**What you have to do**
Transcribe every line of the records verbatim.
>> begin Entries
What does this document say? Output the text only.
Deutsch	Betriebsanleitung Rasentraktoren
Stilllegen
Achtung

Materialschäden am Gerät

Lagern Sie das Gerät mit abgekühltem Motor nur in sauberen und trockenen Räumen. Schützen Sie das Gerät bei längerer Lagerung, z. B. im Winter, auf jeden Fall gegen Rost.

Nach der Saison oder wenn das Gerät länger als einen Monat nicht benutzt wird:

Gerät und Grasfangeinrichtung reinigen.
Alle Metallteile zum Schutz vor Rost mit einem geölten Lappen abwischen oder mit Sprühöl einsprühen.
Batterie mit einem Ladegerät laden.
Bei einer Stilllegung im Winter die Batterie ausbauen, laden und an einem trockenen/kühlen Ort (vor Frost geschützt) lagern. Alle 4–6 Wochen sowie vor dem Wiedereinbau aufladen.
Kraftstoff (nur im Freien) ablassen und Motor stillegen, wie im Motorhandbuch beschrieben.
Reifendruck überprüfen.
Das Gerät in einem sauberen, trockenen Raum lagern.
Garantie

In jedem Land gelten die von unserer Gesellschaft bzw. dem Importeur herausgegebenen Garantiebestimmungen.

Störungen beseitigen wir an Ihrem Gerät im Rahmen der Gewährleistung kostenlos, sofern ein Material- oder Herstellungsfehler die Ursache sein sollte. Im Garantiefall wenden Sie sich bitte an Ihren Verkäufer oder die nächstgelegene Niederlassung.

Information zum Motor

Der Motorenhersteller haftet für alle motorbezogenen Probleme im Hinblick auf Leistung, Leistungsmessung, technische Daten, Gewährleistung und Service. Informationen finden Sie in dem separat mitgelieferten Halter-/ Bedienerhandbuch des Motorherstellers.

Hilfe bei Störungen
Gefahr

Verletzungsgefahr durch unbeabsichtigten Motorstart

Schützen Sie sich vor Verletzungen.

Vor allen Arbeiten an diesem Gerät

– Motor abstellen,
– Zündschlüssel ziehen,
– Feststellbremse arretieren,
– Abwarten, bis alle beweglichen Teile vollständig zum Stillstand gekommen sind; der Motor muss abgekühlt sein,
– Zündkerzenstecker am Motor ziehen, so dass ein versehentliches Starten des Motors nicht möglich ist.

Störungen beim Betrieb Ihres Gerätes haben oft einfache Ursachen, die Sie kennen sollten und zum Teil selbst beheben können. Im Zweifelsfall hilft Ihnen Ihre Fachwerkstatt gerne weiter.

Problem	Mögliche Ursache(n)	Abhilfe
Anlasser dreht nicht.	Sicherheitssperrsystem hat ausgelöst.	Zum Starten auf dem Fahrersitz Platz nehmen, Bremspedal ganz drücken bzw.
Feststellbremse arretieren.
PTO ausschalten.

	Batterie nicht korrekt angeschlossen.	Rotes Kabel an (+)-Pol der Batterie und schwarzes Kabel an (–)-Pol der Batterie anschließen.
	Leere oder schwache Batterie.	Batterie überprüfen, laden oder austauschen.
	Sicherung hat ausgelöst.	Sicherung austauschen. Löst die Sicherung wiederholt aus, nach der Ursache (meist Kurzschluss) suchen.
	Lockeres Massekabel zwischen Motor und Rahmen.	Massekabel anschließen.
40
>> end Entries
**Solution for this problem**
What does this document say? Output the text only.
Deutsch	Betriebsanleitung Rasentraktoren
Stilllegen
Achtung

Materialschäden am Gerät

Lagern Sie das Gerät mit abgekühltem Motor nur in sauberen und trockenen Räumen. Schützen Sie das Gerät bei längerer Lagerung, z. B. im Winter, auf jeden Fall gegen Rost.

Nach der Saison oder wenn das Gerät länger als einen Monat nicht benutzt wird:

Gerät und Grasfangeinrichtung reinigen.
Alle Metallteile zum Schutz vor Rost mit einem geölten Lappen abwischen oder mit Sprühöl einsprühen.
Batterie mit einem Ladegerät laden.
Bei einer Stilllegung im Winter die Batterie ausbauen, laden und an einem trockenen/kühlen Ort (vor Frost geschützt) lagern. Alle 4–6 Wochen sowie vor dem Wiedereinbau aufladen.
Kraftstoff (nur im Freien) ablassen und Motor stillegen, wie im Motorhandbuch beschrieben.
Reifendruck überprüfen.
Das Gerät in einem sauberen, trockenen Raum lagern.
Garantie

In jedem Land gelten die von unserer Gesellschaft bzw. dem Importeur herausgegebenen Garantiebestimmungen.

Störungen beseitigen wir an Ihrem Gerät im Rahmen der Gewährleistung kostenlos, sofern ein Material- oder Herstellungsfehler die Ursache sein sollte. Im Garantiefall wenden Sie sich bitte an Ihren Verkäufer oder die nächstgelegene Niederlassung.

Information zum Motor

Der Motorenhersteller haftet für alle motorbezogenen Probleme im Hinblick auf Leistung, Leistungsmessung, technische Daten, Gewährleistung und Service. Informationen finden Sie in dem separat mitgelieferten Halter-/ Bedienerhandbuch des Motorherstellers.

Hilfe bei Störungen
Gefahr

Verletzungsgefahr durch unbeabsichtigten Motorstart

Schützen Sie sich vor Verletzungen.

Vor allen Arbeiten an diesem Gerät

– Motor abstellen,
– Zündschlüssel ziehen,
– Feststellbremse arretieren,
– Abwarten, bis alle beweglichen Teile vollständig zum Stillstand gekommen sind; der Motor muss abgekühlt sein,
– Zündkerzenstecker am Motor ziehen, so dass ein versehentliches Starten des Motors nicht möglich ist.

Störungen beim Betrieb Ihres Gerätes haben oft einfache Ursachen, die Sie kennen sollten und zum Teil selbst beheben können. Im Zweifelsfall hilft Ihnen Ihre Fachwerkstatt gerne weiter.

Problem	Mögliche Ursache(n)	Abhilfe
Anlasser dreht nicht.	Sicherheitssperrsystem hat ausgelöst.	Zum Starten auf dem Fahrersitz Platz nehmen, Bremspedal ganz drücken bzw.
Feststellbremse arretieren.
PTO ausschalten.

	Batterie nicht korrekt angeschlossen.	Rotes Kabel an (+)-Pol der Batterie und schwarzes Kabel an (–)-Pol der Batterie anschließen.
	Leere oder schwache Batterie.	Batterie überprüfen, laden oder austauschen.
	Sicherung hat ausgelöst.	Sicherung austauschen. Löst die Sicherung wiederholt aus, nach der Ursache (meist Kurzschluss) suchen.
	Lockeres Massekabel zwischen Motor und Rahmen.	Massekabel anschließen.
40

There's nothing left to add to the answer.